◆ **What you are asked to do**
Write the next part of the forum thread about BSD and the 1-800-ITS-UNIX phone number, beginning right after its last sentence.

◆ **Reading passage**
▼

# BSDs 'lost' just because of this phone number 1-800-ITS-UNIX



## vermaden (Nov 22, 2011)

ARTICLE: http://rtemsramblings.blogspot.com/2011/11/minix-versus-linux-versus-bsd.html



> The reason MINIX 3 didn't dominate the world has to do with one mistake I made about 1992. At that time I thought BSD was going to take over the world. It was a mature and stable system. I didn't see any point in competing with it, so I focused MINIX on education. Four of the BSD guys had just formed a company to sell BSD commercially. They even had a nice phone number: 1-800-ITS-UNIX. That phone number did them and me in. AT&T sued them over the phone number and the lawsuit took 3 years to settle. That was precisely the period Linux was launched and BSD was frozen due to the lawsuit. By the time it was settled, Linux had taken off. My mistake was not to realize the lawsuit would take so long and cripple BSD. If AT&T had not brought suit (or better yet, bought BSDI), Linux would never have become popular at all and BSD would dominate the world.


----------



## Terry_Kennedy (Nov 23, 2011)

vermaden said:
			
		

> ARTICLE: http://rtemsramblings.blogspot.com/2011/11/minix-versus-linux-versus-bsd.html


It wasn't just the phone number - that was only one part of the lawsuit. For some background, look at this mostly-complete Wikipedia article. Note that the BSDi folks got drawn into the suit for 2 reasons - one, USL felt that BSDi induced Berkeley to release the NET-2 code, and two, BSDi used the ITS-UNIX phone number without holding a Unix trademark license.

▲

[Element region listings]
▼

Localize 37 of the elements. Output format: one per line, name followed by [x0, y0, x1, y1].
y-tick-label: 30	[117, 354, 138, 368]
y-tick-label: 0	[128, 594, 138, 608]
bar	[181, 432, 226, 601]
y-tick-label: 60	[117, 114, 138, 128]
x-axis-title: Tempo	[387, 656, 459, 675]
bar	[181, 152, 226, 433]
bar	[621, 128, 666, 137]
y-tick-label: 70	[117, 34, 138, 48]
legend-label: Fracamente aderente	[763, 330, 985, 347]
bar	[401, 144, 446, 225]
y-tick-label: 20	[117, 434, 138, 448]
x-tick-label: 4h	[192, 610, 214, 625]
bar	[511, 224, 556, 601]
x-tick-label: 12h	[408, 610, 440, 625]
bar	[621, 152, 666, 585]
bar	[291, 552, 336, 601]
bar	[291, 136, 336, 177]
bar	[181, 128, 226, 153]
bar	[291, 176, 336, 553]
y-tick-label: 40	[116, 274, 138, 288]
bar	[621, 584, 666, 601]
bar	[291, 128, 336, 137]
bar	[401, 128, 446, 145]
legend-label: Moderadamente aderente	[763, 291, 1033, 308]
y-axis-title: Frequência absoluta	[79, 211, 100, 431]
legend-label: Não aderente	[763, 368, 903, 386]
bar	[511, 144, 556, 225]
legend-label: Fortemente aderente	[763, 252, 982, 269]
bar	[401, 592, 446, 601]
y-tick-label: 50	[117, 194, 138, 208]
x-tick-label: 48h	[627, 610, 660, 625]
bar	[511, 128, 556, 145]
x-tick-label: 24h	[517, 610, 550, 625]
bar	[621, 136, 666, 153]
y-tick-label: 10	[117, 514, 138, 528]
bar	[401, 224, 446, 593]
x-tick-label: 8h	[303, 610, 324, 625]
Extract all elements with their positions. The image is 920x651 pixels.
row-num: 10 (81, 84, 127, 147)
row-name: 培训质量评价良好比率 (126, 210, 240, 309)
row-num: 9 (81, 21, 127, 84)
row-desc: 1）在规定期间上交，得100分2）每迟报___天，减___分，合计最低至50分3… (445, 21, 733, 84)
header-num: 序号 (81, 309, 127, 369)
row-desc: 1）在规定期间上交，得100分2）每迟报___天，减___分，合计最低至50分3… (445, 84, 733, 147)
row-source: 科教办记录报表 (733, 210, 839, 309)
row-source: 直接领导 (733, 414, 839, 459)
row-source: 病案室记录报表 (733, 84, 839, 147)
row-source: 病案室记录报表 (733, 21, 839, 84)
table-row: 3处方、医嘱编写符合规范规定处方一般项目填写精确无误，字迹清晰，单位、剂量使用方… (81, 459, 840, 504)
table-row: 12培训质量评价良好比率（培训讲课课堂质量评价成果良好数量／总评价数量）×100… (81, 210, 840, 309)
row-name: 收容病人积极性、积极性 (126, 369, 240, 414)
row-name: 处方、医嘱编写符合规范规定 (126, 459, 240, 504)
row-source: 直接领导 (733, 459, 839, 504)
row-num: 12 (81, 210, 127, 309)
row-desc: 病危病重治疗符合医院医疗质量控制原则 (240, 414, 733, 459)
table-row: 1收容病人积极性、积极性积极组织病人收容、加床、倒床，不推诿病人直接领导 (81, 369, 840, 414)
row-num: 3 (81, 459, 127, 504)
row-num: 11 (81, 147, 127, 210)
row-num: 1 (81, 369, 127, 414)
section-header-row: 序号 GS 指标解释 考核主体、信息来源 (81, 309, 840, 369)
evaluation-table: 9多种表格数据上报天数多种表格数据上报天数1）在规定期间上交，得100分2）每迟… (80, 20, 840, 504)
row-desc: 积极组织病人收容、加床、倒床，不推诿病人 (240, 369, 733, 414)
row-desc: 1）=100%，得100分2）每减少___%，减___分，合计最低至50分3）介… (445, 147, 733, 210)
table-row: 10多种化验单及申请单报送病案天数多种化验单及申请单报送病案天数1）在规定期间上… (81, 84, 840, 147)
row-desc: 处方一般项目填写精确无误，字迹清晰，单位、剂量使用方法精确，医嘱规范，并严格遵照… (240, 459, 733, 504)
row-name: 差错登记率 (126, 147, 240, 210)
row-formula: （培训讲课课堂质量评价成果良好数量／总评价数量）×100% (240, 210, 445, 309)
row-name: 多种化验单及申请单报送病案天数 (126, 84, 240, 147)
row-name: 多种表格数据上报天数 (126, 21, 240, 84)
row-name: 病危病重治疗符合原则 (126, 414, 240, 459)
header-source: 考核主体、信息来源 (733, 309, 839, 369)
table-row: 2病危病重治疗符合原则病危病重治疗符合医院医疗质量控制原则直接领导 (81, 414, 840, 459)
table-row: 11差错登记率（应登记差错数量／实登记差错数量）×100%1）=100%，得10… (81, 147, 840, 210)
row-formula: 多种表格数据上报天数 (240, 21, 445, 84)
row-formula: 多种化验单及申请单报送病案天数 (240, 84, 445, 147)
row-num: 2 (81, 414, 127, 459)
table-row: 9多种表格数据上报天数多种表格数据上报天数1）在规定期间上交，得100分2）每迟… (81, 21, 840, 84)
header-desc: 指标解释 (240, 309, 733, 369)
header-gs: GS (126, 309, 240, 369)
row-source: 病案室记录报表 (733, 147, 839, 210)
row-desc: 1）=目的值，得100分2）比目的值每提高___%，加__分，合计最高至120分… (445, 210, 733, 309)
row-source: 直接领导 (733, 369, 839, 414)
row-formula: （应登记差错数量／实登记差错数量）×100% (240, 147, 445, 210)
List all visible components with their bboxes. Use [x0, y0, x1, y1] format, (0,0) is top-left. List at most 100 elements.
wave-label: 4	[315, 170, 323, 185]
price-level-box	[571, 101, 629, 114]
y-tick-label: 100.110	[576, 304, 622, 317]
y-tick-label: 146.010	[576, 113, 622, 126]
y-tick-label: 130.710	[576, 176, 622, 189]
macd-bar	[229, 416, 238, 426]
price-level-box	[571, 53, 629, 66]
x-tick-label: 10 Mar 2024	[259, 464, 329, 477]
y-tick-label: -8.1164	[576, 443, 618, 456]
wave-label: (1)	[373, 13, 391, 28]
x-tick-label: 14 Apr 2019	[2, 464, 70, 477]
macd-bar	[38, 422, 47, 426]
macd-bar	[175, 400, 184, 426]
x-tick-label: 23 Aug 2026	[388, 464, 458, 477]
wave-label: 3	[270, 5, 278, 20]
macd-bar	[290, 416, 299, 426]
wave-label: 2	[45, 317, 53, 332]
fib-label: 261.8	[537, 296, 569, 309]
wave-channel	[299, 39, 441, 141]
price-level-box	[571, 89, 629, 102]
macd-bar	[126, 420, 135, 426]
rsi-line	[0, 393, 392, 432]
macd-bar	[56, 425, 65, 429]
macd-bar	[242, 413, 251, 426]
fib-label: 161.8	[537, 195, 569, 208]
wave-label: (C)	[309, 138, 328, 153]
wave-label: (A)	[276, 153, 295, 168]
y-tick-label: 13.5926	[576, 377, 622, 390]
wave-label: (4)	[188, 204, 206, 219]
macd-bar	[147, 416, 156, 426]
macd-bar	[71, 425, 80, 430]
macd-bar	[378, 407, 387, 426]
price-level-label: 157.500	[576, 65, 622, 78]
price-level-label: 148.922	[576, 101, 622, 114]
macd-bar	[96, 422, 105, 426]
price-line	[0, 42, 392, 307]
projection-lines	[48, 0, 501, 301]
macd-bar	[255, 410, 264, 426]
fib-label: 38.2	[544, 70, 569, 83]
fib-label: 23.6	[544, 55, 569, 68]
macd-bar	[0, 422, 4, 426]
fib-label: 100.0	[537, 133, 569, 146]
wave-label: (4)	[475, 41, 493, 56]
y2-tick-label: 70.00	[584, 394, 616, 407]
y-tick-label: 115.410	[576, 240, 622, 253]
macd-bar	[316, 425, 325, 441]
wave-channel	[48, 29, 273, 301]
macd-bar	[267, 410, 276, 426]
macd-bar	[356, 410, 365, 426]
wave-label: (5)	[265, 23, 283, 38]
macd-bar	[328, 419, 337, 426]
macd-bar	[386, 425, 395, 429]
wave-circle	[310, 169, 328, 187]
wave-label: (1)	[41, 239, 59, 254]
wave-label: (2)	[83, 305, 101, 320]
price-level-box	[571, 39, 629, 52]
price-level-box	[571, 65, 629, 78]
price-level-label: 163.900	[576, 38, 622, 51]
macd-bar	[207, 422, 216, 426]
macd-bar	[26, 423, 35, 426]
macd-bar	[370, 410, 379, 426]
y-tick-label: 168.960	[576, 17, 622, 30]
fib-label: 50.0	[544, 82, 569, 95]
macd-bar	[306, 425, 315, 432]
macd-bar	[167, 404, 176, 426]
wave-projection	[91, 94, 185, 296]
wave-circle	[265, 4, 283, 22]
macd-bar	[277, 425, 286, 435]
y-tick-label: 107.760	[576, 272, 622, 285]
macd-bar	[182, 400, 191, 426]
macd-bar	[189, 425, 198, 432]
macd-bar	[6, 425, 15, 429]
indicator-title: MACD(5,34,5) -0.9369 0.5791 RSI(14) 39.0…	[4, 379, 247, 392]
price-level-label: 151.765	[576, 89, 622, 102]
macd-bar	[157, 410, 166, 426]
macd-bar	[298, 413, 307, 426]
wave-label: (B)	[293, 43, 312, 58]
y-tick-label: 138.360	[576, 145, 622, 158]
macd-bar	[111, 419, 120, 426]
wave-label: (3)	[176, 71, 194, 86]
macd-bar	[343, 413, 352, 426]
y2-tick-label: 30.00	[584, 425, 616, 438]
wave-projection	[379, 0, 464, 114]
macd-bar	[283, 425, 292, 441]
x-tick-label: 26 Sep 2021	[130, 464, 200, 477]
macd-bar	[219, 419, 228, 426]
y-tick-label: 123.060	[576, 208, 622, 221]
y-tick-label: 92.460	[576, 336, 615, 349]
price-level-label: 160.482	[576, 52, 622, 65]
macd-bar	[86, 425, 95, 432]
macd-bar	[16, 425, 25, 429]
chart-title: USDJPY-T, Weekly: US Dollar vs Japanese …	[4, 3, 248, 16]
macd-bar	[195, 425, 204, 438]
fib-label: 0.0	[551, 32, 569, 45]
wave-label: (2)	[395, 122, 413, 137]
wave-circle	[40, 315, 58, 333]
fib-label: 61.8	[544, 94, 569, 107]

▲

◆ **Response to this task**
If it hadn't been for BSDi and their investors (which included some major companies such as UUnet [refer to the UUnet IPO documents] and TGV [refer to Cisco / TGV acquisition documents]), with deep pockets, there might not be any free BSD derivatives. Certainly none of the free distributions at that time had the money to fight the USL lawsuit, and a loss for one would be a loss for all.

USL also made a tactical blunder by naming the UC Regents both collectively and individually as defendants. That got enough powerful people angry enough that instead of caving in since the CSRG was winding down anyway, they decided to aggressively defend themselves in the lawsuit.


----------



## fluca1978 (Nov 23, 2011)

*[OT] what about the linux part?*

I quit reading slashdot several years ago, and sometimes come back when pointed to article I think could be interesting. Reading the interview with prof. Tanenbaum and how he spits over Linux make me angry. Doesn't sound he is talking as stated at the end:



> I am too modest



I think facts talk much more than theories.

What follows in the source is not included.